### [Task requirements]
Reply with nothing except the number of lines that contain the word "skrzypce".
━━ Exercise material
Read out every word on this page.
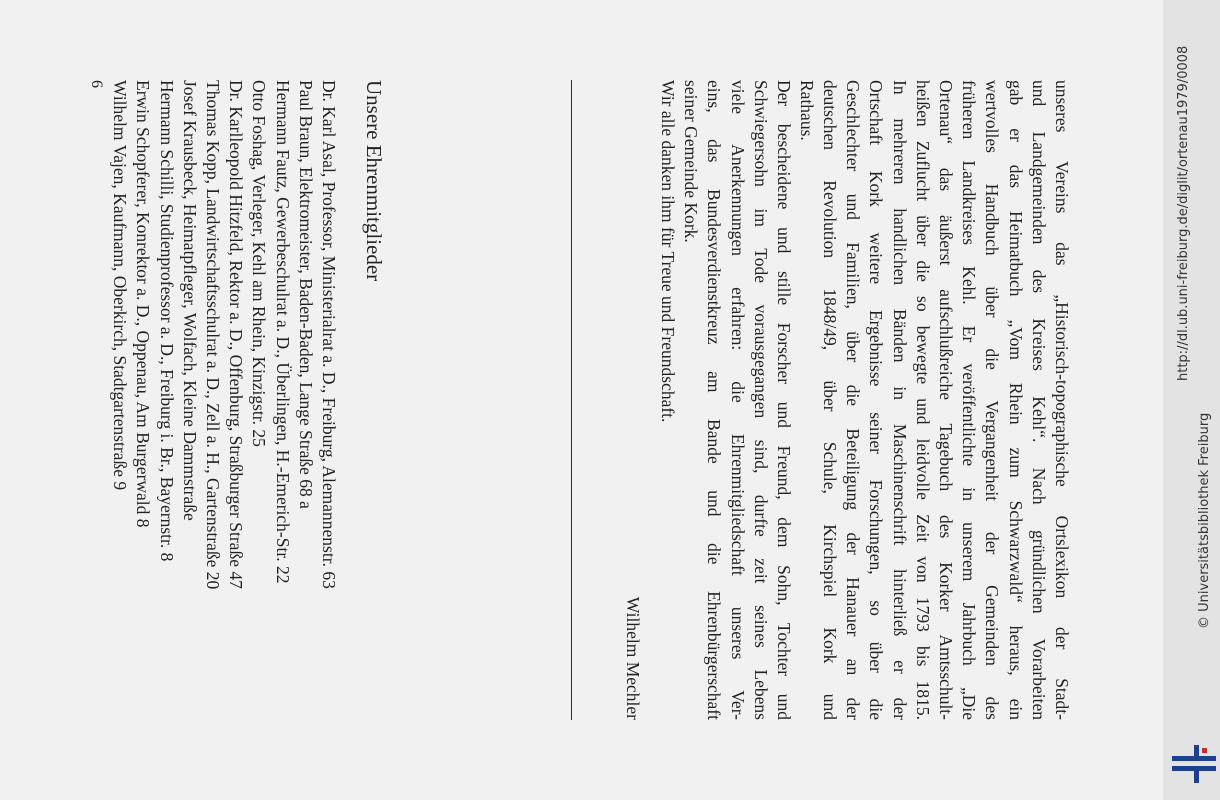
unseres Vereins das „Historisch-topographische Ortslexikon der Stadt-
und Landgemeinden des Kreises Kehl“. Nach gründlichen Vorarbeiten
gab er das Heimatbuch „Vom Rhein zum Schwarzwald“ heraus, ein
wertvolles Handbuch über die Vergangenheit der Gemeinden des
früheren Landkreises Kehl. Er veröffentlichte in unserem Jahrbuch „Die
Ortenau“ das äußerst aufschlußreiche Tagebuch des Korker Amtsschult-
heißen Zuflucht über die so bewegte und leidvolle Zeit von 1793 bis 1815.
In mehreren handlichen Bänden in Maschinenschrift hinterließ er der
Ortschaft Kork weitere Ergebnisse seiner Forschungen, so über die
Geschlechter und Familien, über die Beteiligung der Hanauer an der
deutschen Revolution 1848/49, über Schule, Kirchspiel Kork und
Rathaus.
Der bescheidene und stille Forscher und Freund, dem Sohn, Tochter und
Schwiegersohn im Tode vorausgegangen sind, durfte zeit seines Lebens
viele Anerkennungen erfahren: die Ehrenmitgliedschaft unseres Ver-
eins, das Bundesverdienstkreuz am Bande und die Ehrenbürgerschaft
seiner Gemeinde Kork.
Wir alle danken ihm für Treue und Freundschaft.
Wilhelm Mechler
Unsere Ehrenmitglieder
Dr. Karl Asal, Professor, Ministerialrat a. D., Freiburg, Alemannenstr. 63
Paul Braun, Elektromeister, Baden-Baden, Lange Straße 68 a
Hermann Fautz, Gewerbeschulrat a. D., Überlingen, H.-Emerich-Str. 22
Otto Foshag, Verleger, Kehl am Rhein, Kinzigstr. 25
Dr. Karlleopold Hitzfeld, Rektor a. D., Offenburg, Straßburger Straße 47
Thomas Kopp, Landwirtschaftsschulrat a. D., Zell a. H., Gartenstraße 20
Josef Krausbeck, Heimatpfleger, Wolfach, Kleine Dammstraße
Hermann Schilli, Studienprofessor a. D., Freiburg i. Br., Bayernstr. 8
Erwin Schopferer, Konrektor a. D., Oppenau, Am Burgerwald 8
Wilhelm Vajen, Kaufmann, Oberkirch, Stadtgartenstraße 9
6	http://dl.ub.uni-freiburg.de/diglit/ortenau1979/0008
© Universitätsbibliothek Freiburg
━━━━
━━ Exercise material
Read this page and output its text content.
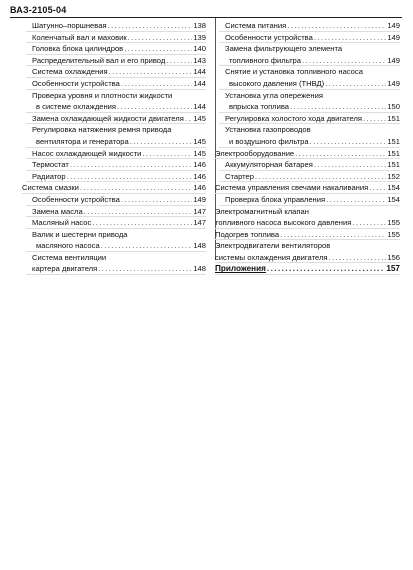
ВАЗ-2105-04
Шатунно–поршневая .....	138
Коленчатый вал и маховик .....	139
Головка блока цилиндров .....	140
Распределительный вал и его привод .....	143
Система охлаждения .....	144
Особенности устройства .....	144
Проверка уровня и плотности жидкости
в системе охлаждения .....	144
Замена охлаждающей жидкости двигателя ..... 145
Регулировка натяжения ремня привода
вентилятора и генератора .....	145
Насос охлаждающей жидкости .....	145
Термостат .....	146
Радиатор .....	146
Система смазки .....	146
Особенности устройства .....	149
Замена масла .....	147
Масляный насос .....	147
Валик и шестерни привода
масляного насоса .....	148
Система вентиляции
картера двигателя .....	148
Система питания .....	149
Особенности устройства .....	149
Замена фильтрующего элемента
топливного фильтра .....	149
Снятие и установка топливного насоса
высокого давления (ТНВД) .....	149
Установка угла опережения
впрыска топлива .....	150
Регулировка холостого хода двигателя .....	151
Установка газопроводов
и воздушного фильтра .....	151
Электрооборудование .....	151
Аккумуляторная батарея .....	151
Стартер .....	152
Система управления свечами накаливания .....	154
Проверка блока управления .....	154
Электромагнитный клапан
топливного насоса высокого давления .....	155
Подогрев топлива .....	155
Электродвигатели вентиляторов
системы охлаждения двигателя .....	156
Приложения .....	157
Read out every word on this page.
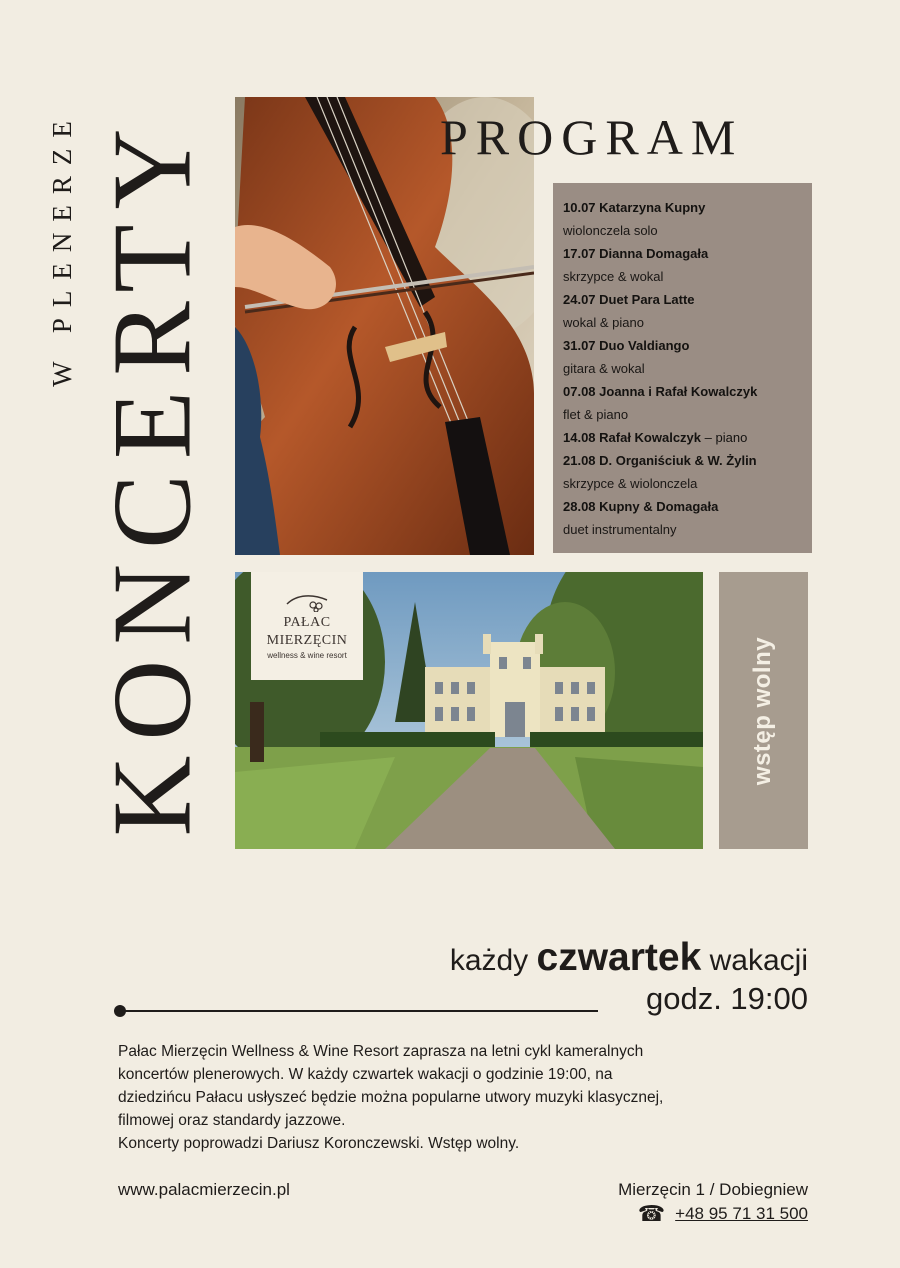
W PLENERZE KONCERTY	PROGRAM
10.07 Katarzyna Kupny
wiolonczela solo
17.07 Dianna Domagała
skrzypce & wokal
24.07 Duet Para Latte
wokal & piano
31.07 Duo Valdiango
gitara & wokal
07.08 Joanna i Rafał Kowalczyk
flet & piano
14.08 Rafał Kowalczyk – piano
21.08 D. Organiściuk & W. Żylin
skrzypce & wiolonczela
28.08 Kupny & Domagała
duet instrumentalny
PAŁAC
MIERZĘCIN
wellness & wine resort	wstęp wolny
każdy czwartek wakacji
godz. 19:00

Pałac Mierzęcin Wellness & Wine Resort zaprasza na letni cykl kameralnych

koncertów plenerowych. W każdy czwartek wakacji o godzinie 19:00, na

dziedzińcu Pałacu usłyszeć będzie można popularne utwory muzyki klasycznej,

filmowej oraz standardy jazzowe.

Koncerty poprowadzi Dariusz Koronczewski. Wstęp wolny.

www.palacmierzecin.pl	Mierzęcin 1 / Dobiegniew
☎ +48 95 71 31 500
━━━━
━━ Exercise material
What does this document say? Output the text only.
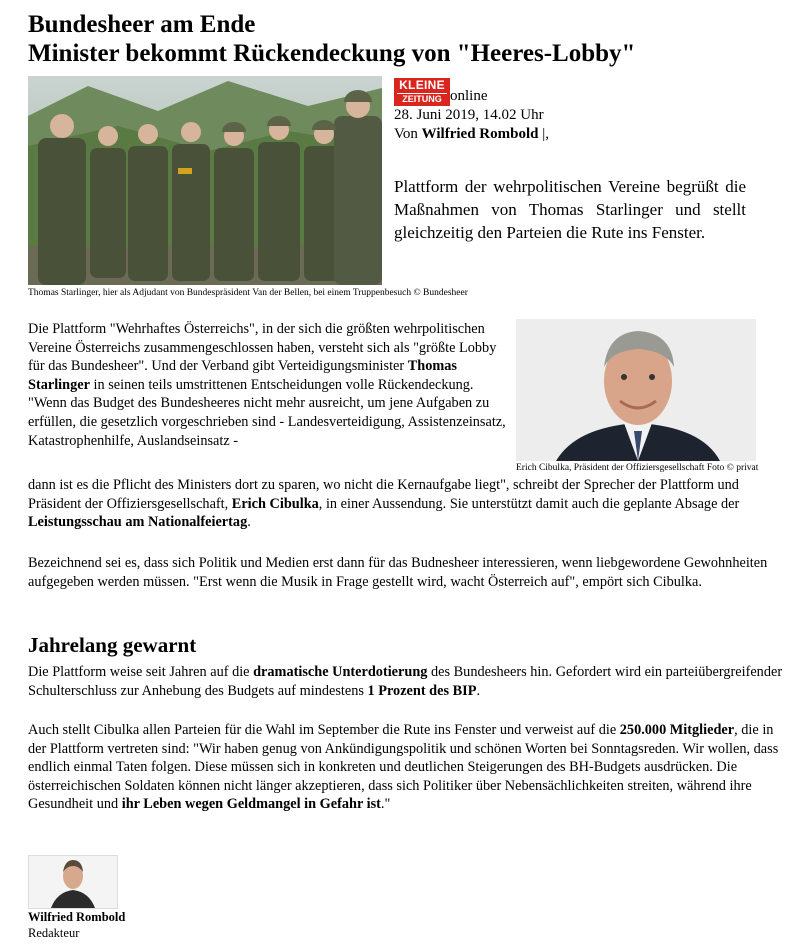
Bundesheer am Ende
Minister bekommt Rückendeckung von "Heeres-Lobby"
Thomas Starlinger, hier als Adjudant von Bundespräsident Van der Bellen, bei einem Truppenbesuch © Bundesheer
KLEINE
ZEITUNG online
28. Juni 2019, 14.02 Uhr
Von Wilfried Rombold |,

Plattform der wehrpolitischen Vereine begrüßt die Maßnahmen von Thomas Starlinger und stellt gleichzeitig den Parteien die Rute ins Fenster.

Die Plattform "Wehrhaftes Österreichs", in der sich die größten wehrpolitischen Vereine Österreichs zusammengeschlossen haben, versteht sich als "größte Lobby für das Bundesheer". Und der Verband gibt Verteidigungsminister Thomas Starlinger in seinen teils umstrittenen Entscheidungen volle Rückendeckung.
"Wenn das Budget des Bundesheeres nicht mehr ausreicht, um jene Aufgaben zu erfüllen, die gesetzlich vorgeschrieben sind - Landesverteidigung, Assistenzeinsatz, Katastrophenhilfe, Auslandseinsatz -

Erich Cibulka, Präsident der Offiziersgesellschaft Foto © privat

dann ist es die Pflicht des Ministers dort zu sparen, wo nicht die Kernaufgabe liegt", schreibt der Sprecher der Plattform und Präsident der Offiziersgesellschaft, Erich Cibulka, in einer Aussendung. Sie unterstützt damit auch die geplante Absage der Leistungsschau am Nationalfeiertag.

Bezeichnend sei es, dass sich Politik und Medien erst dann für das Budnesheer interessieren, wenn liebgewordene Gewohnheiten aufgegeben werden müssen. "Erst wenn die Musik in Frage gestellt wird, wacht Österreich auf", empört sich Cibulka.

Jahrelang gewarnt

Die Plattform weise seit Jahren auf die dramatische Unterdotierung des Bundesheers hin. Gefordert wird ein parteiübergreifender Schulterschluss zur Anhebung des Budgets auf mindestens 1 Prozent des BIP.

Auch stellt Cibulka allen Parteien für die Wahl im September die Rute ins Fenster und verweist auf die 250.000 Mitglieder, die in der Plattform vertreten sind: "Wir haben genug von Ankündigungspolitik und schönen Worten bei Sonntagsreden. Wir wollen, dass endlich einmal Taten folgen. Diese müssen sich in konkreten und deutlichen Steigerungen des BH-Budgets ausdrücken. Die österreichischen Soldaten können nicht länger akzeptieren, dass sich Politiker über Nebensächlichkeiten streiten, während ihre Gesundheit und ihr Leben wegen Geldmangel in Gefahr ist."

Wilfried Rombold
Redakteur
━━━━
### [Expected answer]
2